Records from a dataset
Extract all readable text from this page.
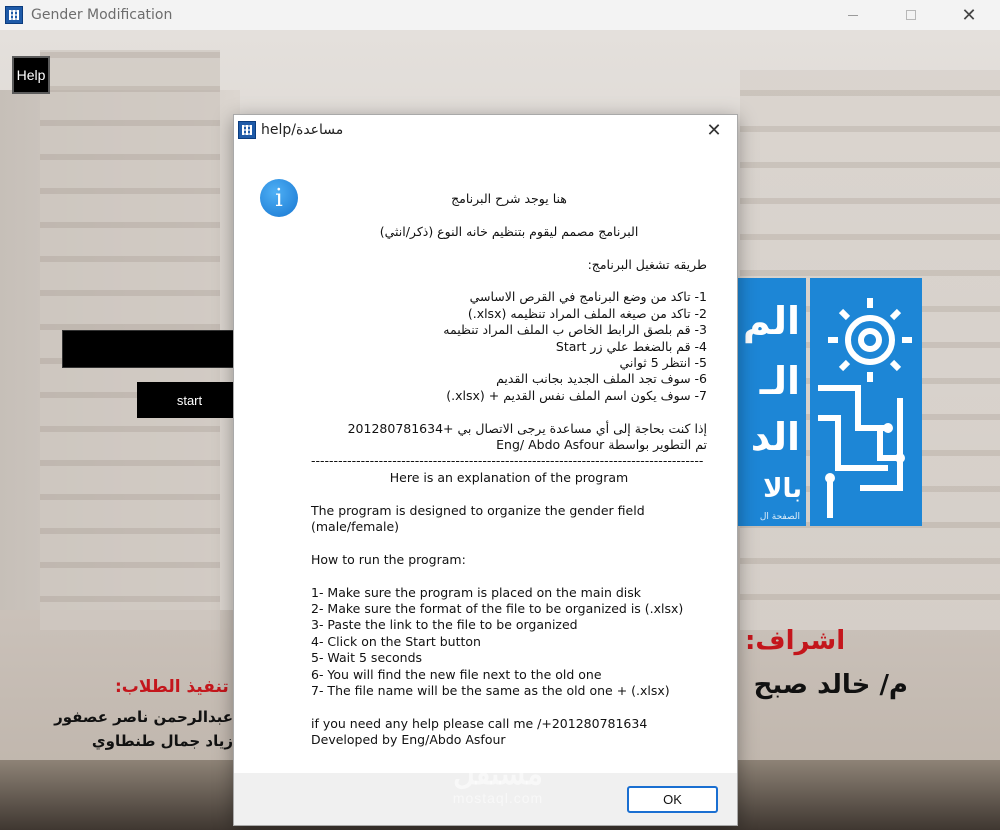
Gender Modification	✕
Help
start
الم
الـ
الد
بالا
الصفحة ال
اشراف:
م/ خالد صبح
تنفيذ الطلاب:
عبدالرحمن ناصر عصفور
زياد جمال طنطاوي
help/مساعدة	✕
i	هنا يوجد شرح البرنامج
البرنامج مصمم ليقوم بتنظيم خانه النوع (ذكر/انثي)
طريقه تشغيل البرنامج:
1- تاكد من وضع البرنامج في القرص الاساسي
2- تاكد من صيغه الملف المراد تنظيمه (xlsx.)
3- قم بلصق الرابط الخاص ب الملف المراد تنظيمه
4- قم بالضغط علي زر Start
5- انتظر 5 ثواني
6- سوف تجد الملف الجديد بجانب القديم
7- سوف يكون اسم الملف نفس القديم + (xlsx.)
إذا كنت بحاجة إلى أي مساعدة يرجى الاتصال بي +201280781634
تم التطوير بواسطة Eng/ Abdo Asfour
---------------------------------------------------------------------------------------
Here is an explanation of the program
The program is designed to organize the gender field
(male/female)
How to run the program:
1- Make sure the program is placed on the main disk
2- Make sure the format of the file to be organized is (.xlsx)
3- Paste the link to the file to be organized
4- Click on the Start button
5- Wait 5 seconds
6- You will find the new file next to the old one
7- The file name will be the same as the old one + (.xlsx)
if you need any help please call me /+201280781634
Developed by Eng/Abdo Asfour
OK
مستقل
mostaql.com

◆ What the task asks ◆
Retype everything in the material word for word, minus pictures.

◆ Solution to the exercise ◆
Extract all readable text from this page.
Gender Modification	✕
Help
start
الم
الـ
الد
بالا
الصفحة ال
اشراف:
م/ خالد صبح
تنفيذ الطلاب:
عبدالرحمن ناصر عصفور
زياد جمال طنطاوي
help/مساعدة	✕
i	هنا يوجد شرح البرنامج
البرنامج مصمم ليقوم بتنظيم خانه النوع (ذكر/انثي)
طريقه تشغيل البرنامج:
1- تاكد من وضع البرنامج في القرص الاساسي
2- تاكد من صيغه الملف المراد تنظيمه (xlsx.)
3- قم بلصق الرابط الخاص ب الملف المراد تنظيمه
4- قم بالضغط علي زر Start
5- انتظر 5 ثواني
6- سوف تجد الملف الجديد بجانب القديم
7- سوف يكون اسم الملف نفس القديم + (xlsx.)
إذا كنت بحاجة إلى أي مساعدة يرجى الاتصال بي +201280781634
تم التطوير بواسطة Eng/ Abdo Asfour
---------------------------------------------------------------------------------------
Here is an explanation of the program
The program is designed to organize the gender field
(male/female)
How to run the program:
1- Make sure the program is placed on the main disk
2- Make sure the format of the file to be organized is (.xlsx)
3- Paste the link to the file to be organized
4- Click on the Start button
5- Wait 5 seconds
6- You will find the new file next to the old one
7- The file name will be the same as the old one + (.xlsx)
if you need any help please call me /+201280781634
Developed by Eng/Abdo Asfour
OK
مستقل
mostaql.com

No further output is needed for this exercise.